**AIM OF THE EXERCISE**
Gather each line containing the string "sticker" from these entries.

Some records
==========

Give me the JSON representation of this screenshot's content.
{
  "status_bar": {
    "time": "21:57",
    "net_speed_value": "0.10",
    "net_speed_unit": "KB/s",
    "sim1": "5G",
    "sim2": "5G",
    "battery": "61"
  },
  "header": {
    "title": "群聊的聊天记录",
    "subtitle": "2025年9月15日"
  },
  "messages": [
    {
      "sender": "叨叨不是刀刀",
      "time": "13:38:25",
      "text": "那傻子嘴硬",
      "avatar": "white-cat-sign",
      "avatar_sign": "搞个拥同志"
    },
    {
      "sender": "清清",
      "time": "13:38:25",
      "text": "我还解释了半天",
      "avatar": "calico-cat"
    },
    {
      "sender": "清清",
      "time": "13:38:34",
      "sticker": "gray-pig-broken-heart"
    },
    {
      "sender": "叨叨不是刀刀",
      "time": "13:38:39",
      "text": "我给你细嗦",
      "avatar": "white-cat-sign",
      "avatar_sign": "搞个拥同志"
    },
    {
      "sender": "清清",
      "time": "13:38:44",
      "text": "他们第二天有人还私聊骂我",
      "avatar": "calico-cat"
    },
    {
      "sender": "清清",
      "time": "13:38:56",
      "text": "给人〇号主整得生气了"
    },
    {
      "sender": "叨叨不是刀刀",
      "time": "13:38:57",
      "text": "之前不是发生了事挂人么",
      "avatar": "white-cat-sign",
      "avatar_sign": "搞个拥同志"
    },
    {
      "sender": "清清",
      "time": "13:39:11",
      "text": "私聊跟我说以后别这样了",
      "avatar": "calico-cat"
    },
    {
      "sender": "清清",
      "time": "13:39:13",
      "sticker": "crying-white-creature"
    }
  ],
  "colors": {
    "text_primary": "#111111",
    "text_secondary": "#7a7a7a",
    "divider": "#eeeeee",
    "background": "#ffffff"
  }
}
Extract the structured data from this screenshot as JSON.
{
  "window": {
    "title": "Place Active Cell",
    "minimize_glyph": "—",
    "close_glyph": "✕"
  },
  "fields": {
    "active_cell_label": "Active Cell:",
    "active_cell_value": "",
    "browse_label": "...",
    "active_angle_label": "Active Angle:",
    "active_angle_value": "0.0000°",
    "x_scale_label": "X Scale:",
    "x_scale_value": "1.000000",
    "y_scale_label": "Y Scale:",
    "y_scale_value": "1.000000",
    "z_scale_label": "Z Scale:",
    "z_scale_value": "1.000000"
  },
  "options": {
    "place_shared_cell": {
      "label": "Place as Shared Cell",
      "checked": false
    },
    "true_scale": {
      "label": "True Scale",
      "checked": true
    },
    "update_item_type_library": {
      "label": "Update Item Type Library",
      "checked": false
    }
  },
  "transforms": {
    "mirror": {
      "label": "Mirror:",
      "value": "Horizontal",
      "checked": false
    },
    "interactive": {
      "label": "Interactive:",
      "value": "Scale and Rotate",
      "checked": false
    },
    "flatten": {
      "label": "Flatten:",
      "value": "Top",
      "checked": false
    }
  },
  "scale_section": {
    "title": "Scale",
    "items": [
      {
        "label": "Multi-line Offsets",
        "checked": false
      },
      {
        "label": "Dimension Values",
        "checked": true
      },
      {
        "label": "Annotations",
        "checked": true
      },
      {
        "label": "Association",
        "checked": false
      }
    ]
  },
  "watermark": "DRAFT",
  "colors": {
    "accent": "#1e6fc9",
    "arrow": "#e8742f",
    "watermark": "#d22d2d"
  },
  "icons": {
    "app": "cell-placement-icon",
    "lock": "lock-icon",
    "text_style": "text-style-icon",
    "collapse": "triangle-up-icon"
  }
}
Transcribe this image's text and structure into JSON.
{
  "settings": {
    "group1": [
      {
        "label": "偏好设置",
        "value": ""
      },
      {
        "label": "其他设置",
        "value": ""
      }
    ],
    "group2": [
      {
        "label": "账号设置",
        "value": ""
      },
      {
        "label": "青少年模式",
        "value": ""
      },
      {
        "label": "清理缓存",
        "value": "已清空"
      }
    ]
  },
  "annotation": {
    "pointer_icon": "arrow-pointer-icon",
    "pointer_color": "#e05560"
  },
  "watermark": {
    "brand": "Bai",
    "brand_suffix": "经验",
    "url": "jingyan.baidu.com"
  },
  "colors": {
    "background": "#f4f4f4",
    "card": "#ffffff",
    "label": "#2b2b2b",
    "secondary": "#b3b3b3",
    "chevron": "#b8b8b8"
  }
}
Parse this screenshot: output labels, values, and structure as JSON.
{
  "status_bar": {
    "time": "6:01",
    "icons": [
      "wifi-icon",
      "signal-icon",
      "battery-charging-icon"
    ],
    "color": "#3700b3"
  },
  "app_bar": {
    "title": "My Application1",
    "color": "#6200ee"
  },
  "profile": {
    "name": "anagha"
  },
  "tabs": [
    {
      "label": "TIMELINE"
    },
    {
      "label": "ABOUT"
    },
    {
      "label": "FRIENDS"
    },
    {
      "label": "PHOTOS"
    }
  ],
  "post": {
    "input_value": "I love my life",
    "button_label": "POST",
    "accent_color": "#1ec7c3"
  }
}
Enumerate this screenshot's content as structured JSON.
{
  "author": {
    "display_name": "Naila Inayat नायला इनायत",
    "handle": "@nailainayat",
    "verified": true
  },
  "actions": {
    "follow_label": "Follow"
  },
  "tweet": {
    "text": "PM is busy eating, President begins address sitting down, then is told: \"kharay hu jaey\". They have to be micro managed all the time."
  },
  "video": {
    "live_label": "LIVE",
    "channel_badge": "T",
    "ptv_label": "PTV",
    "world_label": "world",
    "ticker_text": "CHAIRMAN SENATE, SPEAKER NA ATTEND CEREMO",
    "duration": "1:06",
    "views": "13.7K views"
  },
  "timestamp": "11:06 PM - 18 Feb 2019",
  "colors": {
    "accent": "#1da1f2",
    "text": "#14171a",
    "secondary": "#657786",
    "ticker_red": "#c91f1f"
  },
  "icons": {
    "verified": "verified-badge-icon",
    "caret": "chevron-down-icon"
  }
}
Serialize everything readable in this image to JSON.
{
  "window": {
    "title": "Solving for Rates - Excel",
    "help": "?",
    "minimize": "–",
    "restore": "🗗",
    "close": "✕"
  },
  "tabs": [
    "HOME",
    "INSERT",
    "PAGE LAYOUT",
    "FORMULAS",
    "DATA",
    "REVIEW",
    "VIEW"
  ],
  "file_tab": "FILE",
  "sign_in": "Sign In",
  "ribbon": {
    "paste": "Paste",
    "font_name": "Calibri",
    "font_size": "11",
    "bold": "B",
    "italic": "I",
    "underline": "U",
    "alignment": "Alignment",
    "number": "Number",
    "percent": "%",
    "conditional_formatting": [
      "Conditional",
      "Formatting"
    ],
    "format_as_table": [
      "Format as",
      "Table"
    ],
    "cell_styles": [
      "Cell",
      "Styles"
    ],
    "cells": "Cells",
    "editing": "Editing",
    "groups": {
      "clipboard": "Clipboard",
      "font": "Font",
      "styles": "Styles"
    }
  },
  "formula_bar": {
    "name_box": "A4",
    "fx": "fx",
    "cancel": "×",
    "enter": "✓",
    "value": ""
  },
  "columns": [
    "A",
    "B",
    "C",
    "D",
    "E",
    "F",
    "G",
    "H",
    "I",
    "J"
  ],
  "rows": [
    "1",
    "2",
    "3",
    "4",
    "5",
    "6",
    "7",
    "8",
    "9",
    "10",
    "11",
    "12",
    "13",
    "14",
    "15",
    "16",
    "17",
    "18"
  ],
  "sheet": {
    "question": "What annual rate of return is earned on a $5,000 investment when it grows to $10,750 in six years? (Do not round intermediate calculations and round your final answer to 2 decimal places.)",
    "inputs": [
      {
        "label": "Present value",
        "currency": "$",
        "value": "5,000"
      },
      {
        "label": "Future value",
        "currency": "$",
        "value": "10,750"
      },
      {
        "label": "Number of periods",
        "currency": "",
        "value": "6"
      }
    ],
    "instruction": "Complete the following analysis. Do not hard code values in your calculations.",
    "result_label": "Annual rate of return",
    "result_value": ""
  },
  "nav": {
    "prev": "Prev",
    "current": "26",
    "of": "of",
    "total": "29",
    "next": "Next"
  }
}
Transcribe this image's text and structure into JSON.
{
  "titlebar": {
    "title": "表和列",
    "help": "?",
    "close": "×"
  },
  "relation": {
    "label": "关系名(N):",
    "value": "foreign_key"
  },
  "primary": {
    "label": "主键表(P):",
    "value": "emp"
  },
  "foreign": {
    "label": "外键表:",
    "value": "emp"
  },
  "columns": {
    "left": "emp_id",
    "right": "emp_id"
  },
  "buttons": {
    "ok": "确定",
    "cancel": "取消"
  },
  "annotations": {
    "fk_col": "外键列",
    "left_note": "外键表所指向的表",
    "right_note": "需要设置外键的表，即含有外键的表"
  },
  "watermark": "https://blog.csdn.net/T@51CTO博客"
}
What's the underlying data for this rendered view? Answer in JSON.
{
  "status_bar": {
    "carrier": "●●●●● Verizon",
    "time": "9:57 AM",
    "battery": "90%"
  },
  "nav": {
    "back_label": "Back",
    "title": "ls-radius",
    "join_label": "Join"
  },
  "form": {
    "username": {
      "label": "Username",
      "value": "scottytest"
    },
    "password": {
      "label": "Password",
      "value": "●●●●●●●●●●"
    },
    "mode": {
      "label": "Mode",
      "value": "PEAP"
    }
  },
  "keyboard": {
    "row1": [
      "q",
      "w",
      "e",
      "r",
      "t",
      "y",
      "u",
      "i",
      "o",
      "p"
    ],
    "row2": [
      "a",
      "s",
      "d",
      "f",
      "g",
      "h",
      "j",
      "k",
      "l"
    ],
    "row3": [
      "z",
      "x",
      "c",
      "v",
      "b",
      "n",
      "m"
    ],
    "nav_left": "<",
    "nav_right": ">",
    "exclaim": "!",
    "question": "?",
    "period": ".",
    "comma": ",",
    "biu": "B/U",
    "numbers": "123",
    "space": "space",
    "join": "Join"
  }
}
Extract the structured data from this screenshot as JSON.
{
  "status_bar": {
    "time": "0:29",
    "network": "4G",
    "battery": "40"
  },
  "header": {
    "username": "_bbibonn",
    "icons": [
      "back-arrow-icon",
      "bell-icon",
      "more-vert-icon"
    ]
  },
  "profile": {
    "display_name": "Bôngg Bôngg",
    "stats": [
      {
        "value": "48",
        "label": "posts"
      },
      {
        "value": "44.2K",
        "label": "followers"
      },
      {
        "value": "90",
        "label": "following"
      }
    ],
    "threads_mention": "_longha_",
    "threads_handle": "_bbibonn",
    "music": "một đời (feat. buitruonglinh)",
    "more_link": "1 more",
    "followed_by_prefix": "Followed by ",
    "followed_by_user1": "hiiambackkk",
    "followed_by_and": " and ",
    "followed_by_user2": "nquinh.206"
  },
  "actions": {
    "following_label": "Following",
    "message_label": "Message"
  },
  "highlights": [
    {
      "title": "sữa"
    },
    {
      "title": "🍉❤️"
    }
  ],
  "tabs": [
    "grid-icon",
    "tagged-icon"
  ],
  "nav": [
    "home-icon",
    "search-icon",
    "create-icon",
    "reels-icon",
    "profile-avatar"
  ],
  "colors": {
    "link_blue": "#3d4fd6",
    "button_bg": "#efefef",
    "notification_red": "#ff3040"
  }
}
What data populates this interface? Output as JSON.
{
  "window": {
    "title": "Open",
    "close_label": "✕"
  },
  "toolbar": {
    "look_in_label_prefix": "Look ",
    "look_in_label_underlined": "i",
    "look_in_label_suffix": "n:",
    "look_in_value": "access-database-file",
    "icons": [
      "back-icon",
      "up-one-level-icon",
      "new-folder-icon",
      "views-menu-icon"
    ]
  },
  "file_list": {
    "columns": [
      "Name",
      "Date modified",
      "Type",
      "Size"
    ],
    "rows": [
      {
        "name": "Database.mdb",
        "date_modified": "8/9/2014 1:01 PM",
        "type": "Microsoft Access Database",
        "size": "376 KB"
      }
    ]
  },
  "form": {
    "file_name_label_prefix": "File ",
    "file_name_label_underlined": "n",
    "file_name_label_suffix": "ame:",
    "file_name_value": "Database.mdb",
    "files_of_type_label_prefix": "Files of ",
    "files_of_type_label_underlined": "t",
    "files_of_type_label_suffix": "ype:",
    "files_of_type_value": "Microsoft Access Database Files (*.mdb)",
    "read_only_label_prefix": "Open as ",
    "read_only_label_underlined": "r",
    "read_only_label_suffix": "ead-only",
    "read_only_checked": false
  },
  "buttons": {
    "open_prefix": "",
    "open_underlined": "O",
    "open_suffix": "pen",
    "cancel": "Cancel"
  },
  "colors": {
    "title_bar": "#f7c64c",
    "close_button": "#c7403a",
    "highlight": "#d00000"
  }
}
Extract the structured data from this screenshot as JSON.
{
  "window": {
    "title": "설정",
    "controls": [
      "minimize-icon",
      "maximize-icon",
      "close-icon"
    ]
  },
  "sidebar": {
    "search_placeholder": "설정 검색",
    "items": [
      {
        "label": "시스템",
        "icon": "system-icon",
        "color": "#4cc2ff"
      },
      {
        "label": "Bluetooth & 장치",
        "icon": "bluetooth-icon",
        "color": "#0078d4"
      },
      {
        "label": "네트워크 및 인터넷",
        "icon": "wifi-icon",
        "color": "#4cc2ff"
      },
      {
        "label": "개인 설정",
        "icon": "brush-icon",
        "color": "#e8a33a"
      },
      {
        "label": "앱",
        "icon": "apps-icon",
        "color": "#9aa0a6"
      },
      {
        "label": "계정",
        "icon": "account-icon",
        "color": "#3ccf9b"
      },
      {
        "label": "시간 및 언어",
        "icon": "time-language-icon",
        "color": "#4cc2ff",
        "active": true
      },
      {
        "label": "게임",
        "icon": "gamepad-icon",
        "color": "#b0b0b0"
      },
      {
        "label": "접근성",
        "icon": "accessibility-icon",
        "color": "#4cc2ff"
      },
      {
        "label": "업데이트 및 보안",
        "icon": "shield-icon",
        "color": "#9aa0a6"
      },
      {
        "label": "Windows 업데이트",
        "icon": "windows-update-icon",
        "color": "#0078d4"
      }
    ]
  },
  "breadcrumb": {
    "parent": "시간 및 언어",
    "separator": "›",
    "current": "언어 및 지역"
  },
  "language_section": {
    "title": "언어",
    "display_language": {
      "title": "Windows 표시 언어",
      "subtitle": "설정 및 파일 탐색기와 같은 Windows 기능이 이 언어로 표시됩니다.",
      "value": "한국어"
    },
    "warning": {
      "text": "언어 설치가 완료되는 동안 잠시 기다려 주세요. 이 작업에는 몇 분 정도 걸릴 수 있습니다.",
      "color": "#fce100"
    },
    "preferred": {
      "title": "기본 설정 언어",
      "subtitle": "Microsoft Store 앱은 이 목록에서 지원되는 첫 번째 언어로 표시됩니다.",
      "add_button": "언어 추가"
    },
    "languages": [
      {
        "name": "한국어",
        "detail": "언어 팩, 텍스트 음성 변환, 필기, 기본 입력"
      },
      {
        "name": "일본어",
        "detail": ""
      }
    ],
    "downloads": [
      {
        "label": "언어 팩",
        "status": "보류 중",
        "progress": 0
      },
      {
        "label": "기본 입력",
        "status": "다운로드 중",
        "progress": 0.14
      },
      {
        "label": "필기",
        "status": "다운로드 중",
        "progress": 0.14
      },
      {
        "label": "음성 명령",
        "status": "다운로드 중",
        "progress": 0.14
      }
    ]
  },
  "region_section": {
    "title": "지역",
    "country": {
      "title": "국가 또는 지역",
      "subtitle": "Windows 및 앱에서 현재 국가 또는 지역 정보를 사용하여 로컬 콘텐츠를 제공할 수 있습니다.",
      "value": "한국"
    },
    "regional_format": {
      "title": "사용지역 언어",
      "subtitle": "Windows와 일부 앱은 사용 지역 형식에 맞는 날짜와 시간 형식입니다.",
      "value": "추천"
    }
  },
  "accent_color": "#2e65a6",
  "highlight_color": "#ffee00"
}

==========

**COMPLETED TASK**
      "sticker": "gray-pig-broken-heart"
      "sticker": "crying-white-creature"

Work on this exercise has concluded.